Data excerpts
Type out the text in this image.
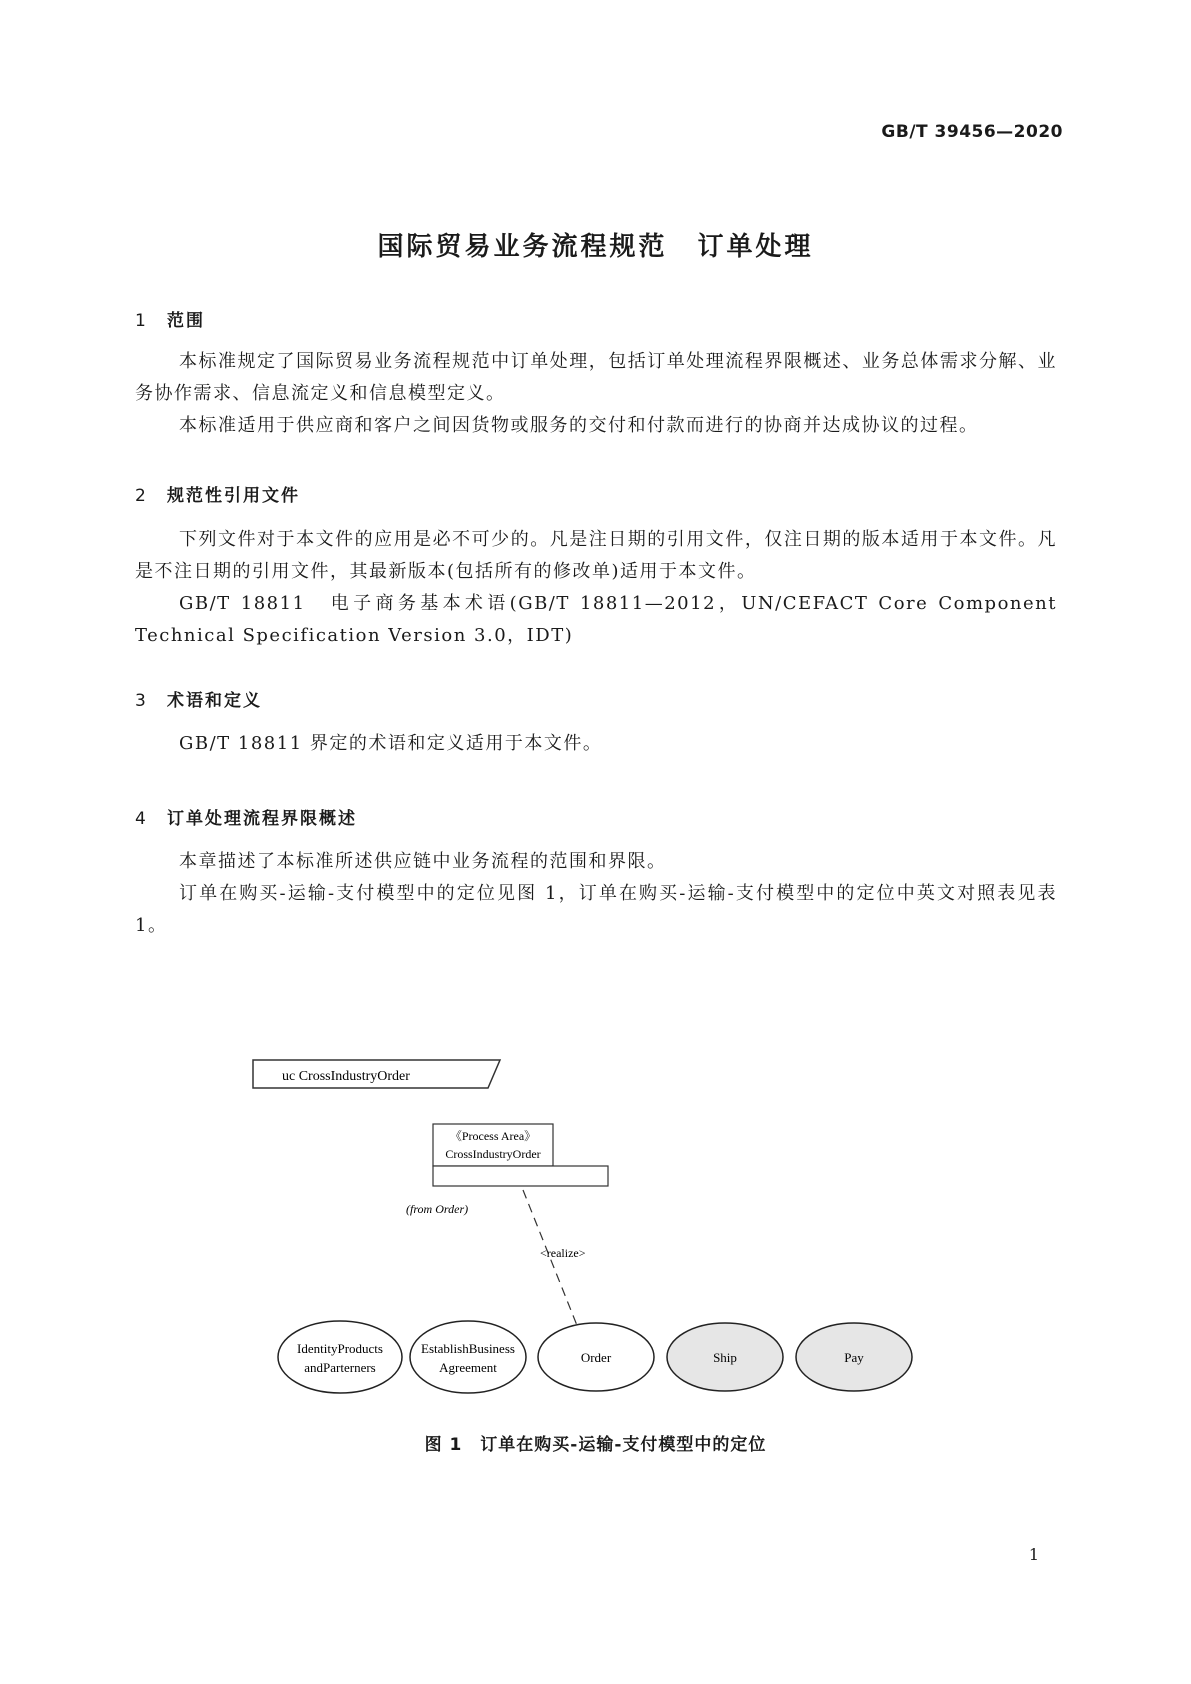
GB/T 39456—2020
国际贸易业务流程规范 订单处理
1 范围

本标准规定了国际贸易业务流程规范中订单处理，包括订单处理流程界限概述、业务总体需求分解、业务协作需求、信息流定义和信息模型定义。

本标准适用于供应商和客户之间因货物或服务的交付和付款而进行的协商并达成协议的过程。

2 规范性引用文件

下列文件对于本文件的应用是必不可少的。凡是注日期的引用文件，仅注日期的版本适用于本文件。凡是不注日期的引用文件，其最新版本(包括所有的修改单)适用于本文件。

GB/T 18811　电子商务基本术语(GB/T 18811—2012，UN/CEFACT Core Component Technical Specification Version 3.0，IDT)

3 术语和定义

GB/T 18811 界定的术语和定义适用于本文件。

4 订单处理流程界限概述

本章描述了本标准所述供应链中业务流程的范围和界限。

订单在购买-运输-支付模型中的定位见图 1，订单在购买-运输-支付模型中的定位中英文对照表见表 1。

uc CrossIndustryOrder
《Process Area》
CrossIndustryOrder
(from Order)
<realize>
IdentityProducts
andParterners
EstablishBusiness
Agreement
Order	Ship	Pay
图 1　订单在购买-运输-支付模型中的定位
1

Exercise brief
How many of the lines above hold the word "CrossIndustryOrder"? Give only that number.

Problem solution
2